Exercise material.
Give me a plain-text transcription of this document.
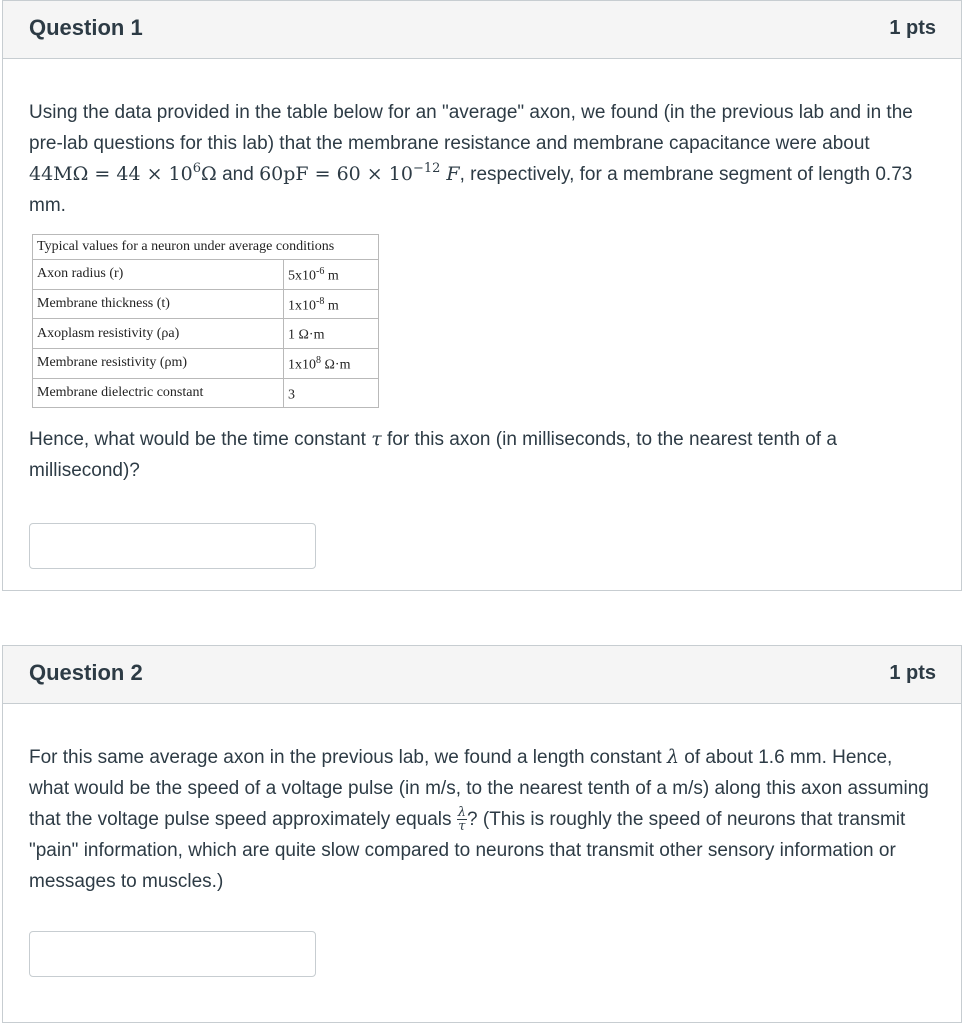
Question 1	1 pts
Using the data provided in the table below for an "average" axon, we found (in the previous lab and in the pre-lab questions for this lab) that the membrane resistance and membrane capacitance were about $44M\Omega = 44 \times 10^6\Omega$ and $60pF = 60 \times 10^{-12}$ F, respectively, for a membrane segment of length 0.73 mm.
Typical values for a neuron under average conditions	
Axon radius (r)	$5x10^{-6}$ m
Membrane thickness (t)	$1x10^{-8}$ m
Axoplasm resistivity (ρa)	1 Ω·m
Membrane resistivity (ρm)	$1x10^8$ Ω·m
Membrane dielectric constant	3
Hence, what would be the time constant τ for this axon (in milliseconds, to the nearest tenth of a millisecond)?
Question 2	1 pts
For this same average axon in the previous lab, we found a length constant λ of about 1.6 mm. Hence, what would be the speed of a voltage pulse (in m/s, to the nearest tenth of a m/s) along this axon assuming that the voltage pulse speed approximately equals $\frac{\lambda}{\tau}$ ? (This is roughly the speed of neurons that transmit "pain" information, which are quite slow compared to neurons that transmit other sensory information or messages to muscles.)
* * *
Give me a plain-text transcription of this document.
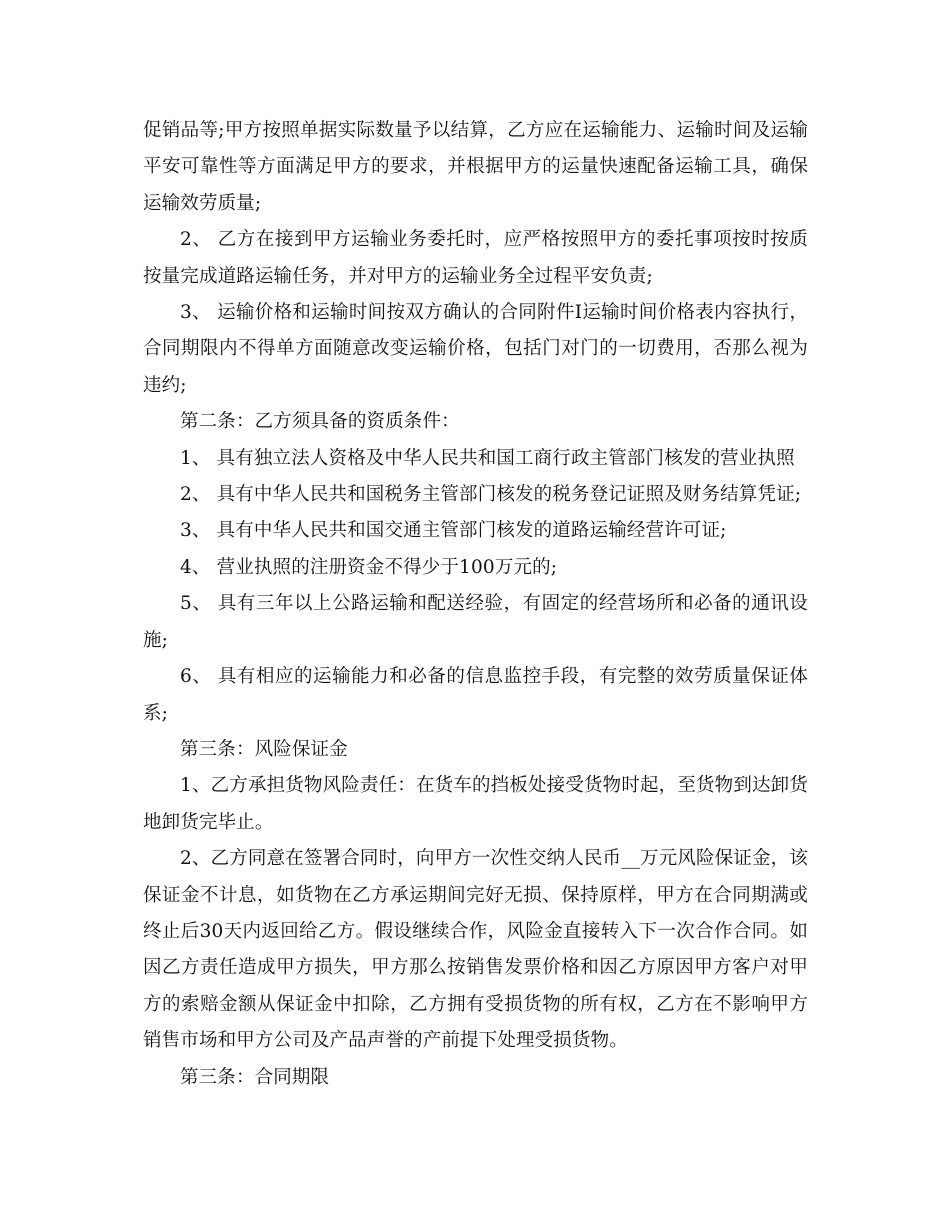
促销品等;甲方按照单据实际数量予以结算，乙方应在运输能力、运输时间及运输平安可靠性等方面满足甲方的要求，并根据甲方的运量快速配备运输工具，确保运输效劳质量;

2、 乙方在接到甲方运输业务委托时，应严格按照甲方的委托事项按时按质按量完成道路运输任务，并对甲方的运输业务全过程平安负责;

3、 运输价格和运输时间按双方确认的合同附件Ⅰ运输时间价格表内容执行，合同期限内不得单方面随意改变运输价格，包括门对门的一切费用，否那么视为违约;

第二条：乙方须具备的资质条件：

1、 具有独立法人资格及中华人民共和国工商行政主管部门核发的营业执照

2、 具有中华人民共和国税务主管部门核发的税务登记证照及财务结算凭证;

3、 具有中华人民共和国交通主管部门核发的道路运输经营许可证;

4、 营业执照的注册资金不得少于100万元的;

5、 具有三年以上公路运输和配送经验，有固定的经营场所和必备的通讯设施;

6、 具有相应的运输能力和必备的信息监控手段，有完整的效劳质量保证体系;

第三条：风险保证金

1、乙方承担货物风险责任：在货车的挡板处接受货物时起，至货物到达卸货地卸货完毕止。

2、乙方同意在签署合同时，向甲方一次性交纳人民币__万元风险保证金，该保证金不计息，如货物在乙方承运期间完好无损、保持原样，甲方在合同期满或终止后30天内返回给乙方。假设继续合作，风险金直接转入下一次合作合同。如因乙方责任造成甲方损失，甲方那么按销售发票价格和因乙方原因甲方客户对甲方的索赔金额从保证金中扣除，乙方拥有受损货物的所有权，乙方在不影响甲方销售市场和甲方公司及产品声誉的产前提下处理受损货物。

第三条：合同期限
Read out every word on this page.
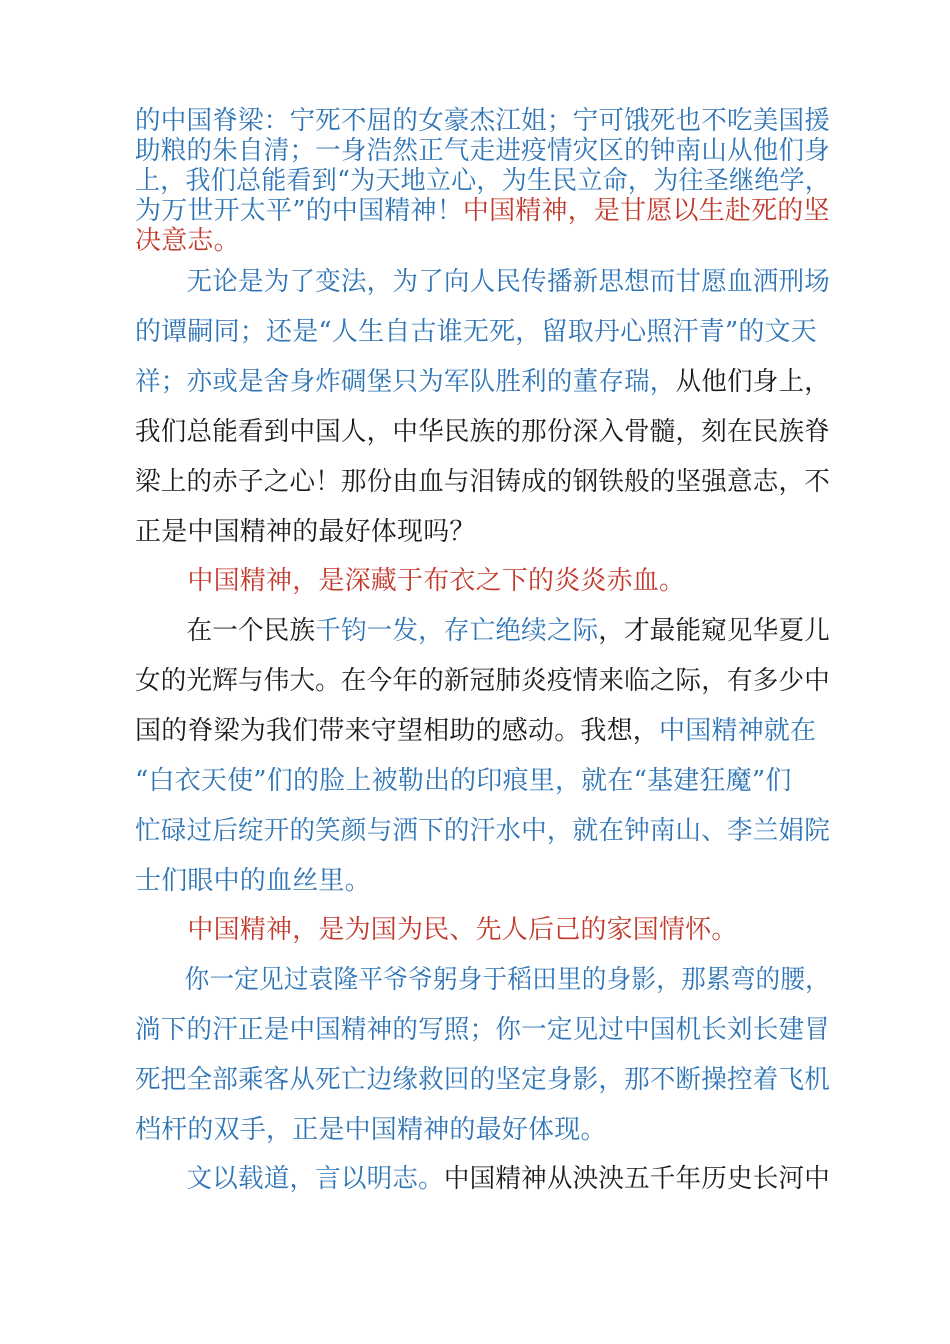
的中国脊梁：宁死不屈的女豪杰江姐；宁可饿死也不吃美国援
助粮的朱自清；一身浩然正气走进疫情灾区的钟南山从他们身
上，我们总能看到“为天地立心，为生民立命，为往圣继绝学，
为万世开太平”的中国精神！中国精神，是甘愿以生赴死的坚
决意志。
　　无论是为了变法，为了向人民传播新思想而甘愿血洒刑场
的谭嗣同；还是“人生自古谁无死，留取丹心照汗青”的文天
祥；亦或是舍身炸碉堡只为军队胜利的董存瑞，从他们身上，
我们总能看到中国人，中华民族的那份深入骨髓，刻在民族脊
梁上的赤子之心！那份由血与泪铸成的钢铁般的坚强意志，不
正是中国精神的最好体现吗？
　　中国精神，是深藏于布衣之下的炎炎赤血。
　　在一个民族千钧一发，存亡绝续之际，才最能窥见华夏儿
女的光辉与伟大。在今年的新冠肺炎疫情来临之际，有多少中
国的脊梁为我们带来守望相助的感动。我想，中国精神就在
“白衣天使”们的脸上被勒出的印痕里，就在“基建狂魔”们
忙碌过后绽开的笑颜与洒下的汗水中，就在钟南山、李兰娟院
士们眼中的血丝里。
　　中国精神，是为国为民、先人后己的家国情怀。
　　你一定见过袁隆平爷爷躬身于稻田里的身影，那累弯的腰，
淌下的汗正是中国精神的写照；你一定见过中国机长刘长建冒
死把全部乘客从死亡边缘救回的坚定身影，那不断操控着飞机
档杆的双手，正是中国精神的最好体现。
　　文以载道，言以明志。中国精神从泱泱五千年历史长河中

Exercise. Leave out every line without the string "what" and copy the rest.

Worked solution.
Hence, what would be the time constant τ for this axon (in milliseconds, to the nearest tenth of a millisecond)?
For this same average axon in the previous lab, we found a length constant λ of about 1.6 mm. Hence, what would be the speed of a voltage pulse (in m/s, to the nearest tenth of a m/s) along this axon assuming that the voltage pulse speed approximately equals $\frac{\lambda}{\tau}$ ? (This is roughly the speed of neurons that transmit "pain" information, which are quite slow compared to neurons that transmit other sensory information or messages to muscles.)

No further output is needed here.